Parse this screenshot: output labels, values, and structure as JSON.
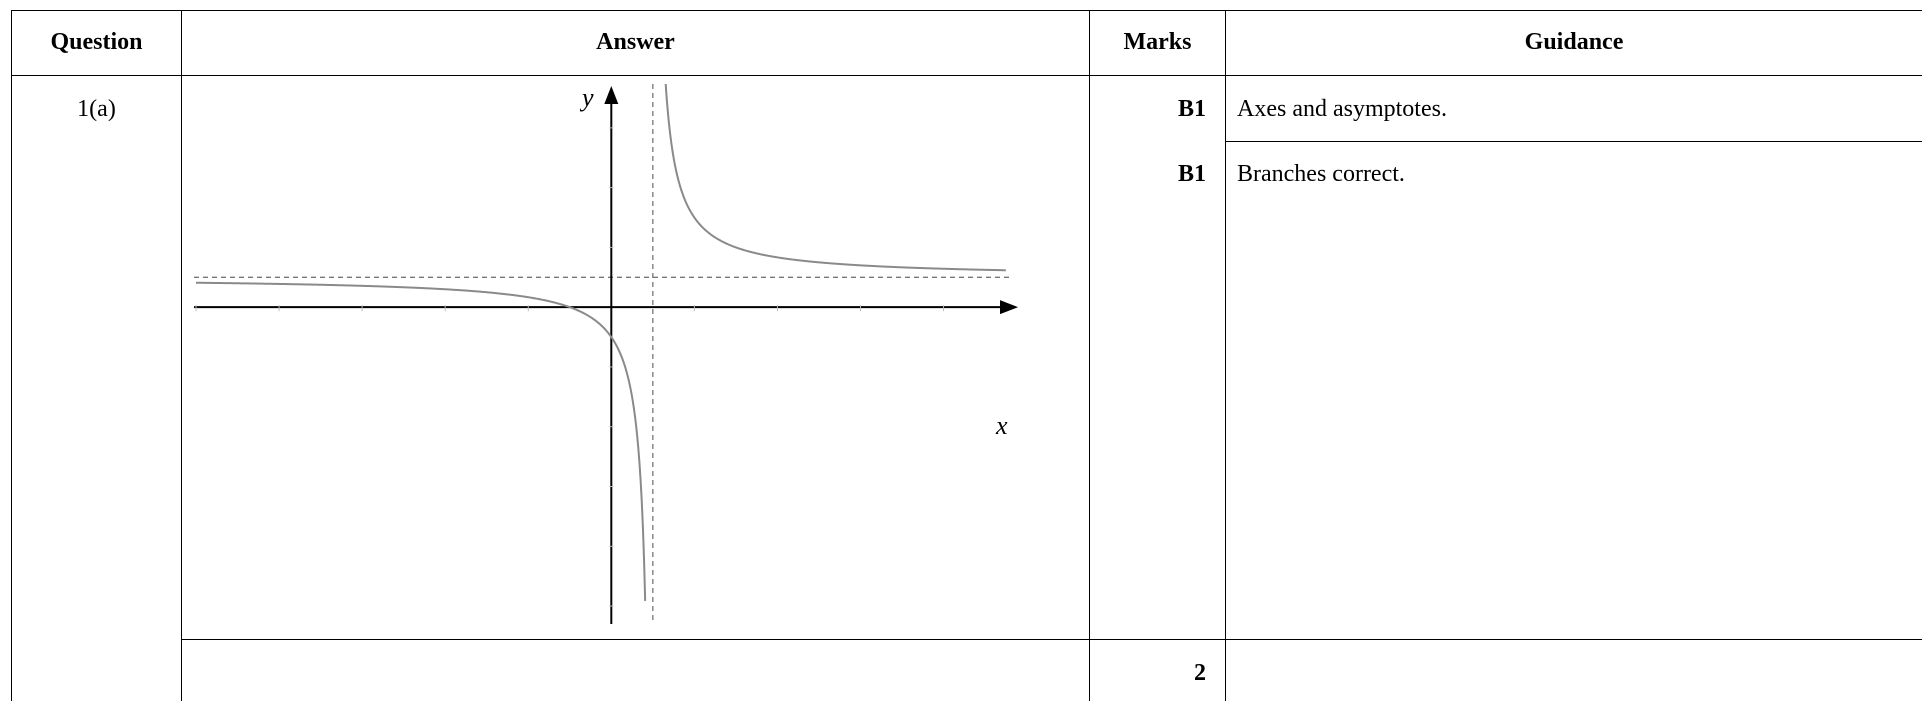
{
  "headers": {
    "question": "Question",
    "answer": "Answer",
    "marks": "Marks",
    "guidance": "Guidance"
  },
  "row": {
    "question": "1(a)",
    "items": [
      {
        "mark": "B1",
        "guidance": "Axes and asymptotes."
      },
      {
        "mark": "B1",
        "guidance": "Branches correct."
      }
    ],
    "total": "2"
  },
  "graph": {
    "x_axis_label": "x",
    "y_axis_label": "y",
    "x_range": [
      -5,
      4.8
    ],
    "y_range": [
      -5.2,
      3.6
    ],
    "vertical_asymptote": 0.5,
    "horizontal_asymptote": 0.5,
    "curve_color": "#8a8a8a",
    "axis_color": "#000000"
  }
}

==================================================

Reproduce all of the entries word for word, skipping any pictures they hold.

Parse this screenshot: output labels, values, and structure as JSON.
{
  "headers": {
    "question": "Question",
    "answer": "Answer",
    "marks": "Marks",
    "guidance": "Guidance"
  },
  "row": {
    "question": "1(a)",
    "items": [
      {
        "mark": "B1",
        "guidance": "Axes and asymptotes."
      },
      {
        "mark": "B1",
        "guidance": "Branches correct."
      }
    ],
    "total": "2"
  },
  "graph": {
    "x_axis_label": "x",
    "y_axis_label": "y",
    "x_range": [
      -5,
      4.8
    ],
    "y_range": [
      -5.2,
      3.6
    ],
    "vertical_asymptote": 0.5,
    "horizontal_asymptote": 0.5,
    "curve_color": "#8a8a8a",
    "axis_color": "#000000"
  }
}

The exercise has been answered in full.